Page excerpt start

Part II: Original Example

For this assignment, I'll be using tweets from the hashtag #whyIdidntreport. This hashtag trended around the confirmation of Justice Kavannaugh to the Supreme Court. I scraped the data and will be performing a sentiment analysis using the nrc lexicon. This will provide more details on the terms used.

Importing Tweets into a DataFrame

webpage <- read_html("tweet.html")
table <- html_table(webpage, fill = TRUE, header=TRUE)
# colnames(table) =  table[[1]]

data <-table[[1]]

colnames(data) = make_clean_names(colnames(data))
head(data, 2) %>% knitr::kable() %>% kableExtra::kable_styling()

Page excerpt end
Supplied data start

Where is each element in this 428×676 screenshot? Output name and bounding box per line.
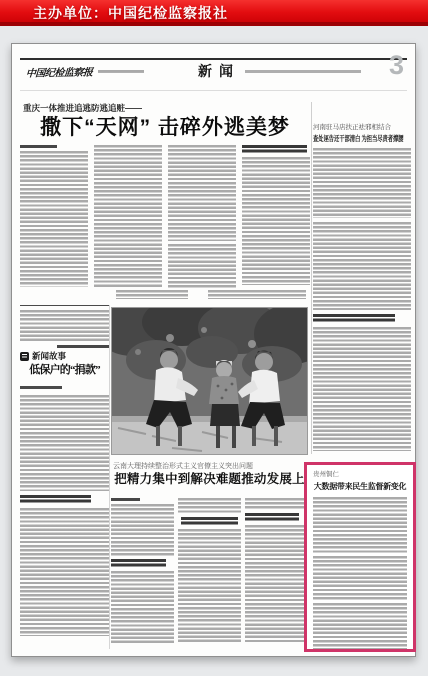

Supplied data end

Request A
Answer each question using the excerpt on tweet sentiment analysis above. Mark your answers (i), (ii), (iii), one per line.
(i) Which lexicon does the excerpt say will be used for the sentiment analysis?
(ii) What is the name of the file passed to read_html?
(iii) Which function is applied to the column names of data?
Request B
Proceed with the excerpt on tweet sentiment analysis, picking up right after its final line.

Reply A
(i) The nrc lexicon.
(ii) tweet.html
(iii) make_clean_names

Reply B
tweet_id username tweet time tweet_type retweeted_by number_of_retweets hashtags mentions name location web bio number_of_tweets number_of_followers number_following coordinates
1.043256e+18 MuellerSheWrote RT @MuellerSheWrote: I was drugged and raped in the Navy. The MP told me if I filed a report I would be charged with adultery because my ra& 2018-09-21T21:50:09.000Z Retweet cliffordbeshers 63 " Mueller, She Wrote Podcast San Diego, CA https://t.co/1JxEsjryyU Three women unraveling the Trump-Russia investigation. Alt Fed Employee. Vet. PhD. @jordansconfused @tweetjaleesa #resist #mueller #VetsResistSquadron #FBR 9825 19958 6171 +32.71533-117.15726/
1.043256e+18 Kendragarden RT @Kendragarden: Because even typing this tweet decades later is giving me a panic attack. #WhyIDidntReport 2018-09-21T21:50:09.000Z Retweet viking3rdwave 36 WhyIDidntReport Kendra Alvey Los Angeles. https://t.co/I4ZS3Y5mXC Author of The Haunter (coming 10/2), the nicest Slytherin. https://t.co/hWuNbvfMKj 6228 26274 927 +34.05223-118.24368/

Subset to Original Tweets

There's quite a bit of information here, so we'll restrict this to the tweets

tweets <- subset(data, tweet_type == "Tweet")

Text mining of tweets

We'll start by previewing some of the tweets

tweet_text <- Corpus(VectorSource(tweets$tweet))
(inspect(tweet_text[1:3]))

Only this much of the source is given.